Written request:
Look for the string "certyfikatu" in every line, and copy each line that has it.

== == ==

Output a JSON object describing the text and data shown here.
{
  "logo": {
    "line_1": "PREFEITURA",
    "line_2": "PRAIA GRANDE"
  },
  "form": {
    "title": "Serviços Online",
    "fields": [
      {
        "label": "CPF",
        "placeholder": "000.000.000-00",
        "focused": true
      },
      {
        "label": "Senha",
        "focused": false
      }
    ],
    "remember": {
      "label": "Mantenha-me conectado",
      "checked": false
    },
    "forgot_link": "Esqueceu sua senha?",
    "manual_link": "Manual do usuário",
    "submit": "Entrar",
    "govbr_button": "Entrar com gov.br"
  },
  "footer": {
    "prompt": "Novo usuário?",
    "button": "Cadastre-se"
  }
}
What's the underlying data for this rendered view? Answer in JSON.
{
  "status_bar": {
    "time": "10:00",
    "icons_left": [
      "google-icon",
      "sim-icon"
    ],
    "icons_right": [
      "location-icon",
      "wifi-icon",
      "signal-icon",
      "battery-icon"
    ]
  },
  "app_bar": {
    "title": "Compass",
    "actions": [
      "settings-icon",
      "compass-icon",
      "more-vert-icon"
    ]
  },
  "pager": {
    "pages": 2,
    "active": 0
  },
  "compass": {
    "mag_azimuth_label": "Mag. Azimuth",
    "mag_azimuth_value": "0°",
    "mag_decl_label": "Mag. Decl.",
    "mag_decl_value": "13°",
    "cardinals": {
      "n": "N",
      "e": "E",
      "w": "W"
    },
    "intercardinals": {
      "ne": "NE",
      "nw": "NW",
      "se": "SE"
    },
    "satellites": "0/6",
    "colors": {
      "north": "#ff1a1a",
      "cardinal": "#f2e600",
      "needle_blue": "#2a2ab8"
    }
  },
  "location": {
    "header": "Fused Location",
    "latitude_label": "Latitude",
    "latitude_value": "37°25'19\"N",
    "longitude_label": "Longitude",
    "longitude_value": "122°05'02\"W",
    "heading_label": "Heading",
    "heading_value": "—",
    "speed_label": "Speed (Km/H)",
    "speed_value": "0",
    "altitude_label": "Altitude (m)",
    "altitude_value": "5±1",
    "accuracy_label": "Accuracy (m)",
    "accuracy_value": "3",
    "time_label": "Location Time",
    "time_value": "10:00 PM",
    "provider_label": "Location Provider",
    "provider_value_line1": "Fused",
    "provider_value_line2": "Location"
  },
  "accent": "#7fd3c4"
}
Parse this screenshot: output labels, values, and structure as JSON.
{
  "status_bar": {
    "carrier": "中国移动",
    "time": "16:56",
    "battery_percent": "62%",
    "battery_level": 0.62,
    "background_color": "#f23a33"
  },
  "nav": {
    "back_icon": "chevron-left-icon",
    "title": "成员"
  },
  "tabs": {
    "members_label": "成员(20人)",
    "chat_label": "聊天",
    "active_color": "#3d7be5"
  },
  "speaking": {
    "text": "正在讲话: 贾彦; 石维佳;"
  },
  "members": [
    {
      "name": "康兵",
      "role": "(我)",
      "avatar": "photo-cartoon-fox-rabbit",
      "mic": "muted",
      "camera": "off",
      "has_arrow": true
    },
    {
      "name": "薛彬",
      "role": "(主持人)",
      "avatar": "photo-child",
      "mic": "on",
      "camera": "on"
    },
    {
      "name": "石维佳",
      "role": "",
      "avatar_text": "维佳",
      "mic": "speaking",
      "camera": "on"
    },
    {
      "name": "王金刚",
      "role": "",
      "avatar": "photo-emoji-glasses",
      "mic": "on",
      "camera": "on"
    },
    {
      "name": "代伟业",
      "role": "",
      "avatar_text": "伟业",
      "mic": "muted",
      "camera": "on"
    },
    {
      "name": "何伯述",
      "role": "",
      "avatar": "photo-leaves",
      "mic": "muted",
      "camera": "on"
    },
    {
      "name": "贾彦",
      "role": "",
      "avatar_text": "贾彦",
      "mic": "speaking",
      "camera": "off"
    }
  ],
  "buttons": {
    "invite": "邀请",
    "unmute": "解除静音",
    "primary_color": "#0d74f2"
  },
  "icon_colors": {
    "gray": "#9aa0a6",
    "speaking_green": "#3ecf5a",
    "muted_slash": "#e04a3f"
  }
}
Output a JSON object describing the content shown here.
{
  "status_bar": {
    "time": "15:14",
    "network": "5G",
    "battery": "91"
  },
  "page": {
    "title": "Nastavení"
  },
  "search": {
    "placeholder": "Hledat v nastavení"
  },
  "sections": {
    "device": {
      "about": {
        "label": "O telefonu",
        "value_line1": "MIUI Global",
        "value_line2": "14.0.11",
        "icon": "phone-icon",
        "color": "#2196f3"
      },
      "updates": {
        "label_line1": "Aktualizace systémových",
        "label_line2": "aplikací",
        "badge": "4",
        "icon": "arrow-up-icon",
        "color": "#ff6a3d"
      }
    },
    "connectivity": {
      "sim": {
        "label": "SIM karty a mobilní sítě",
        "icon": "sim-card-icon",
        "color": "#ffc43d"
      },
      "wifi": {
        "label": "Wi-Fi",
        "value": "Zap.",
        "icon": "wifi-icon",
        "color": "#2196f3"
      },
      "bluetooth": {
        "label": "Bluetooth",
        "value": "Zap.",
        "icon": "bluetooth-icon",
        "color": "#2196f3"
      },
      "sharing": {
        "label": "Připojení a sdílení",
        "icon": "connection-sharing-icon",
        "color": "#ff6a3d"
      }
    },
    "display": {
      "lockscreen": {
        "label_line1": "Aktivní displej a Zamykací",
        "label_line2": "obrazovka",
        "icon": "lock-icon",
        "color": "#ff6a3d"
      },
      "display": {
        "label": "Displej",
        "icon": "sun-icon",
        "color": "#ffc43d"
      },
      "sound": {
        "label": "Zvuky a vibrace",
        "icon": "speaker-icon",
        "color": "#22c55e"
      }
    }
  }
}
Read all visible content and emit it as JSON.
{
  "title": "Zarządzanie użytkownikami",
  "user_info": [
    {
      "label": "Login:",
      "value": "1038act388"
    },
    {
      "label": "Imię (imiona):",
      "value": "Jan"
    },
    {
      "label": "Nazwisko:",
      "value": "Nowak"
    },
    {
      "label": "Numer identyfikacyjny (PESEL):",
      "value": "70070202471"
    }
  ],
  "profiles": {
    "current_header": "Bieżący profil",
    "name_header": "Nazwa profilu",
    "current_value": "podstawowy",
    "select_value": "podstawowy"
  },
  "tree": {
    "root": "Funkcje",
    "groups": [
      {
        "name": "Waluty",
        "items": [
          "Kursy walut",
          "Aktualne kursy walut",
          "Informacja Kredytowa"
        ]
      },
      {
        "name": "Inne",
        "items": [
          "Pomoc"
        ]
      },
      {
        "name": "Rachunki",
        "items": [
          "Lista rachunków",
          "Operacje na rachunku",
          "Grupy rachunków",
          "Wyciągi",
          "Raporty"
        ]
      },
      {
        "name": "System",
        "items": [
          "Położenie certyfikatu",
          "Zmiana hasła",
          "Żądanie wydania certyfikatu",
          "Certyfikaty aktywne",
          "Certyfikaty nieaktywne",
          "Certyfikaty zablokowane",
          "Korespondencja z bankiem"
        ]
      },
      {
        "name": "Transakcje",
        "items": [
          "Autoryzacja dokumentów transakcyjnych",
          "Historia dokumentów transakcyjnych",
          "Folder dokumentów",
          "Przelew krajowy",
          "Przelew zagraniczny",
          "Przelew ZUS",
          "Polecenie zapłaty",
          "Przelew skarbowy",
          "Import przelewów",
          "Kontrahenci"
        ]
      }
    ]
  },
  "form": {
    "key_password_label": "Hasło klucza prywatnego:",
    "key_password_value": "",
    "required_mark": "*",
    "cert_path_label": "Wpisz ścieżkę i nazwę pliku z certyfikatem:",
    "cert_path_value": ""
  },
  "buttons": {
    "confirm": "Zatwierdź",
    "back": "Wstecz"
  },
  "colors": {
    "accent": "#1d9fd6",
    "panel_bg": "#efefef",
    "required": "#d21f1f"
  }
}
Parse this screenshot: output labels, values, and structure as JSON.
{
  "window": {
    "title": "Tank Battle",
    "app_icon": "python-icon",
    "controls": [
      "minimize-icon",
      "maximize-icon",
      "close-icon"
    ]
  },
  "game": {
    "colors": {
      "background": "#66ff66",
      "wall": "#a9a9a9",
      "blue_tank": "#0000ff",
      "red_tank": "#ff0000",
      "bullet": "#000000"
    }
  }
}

== == ==

Correct output:
          "Położenie certyfikatu",
          "Żądanie wydania certyfikatu",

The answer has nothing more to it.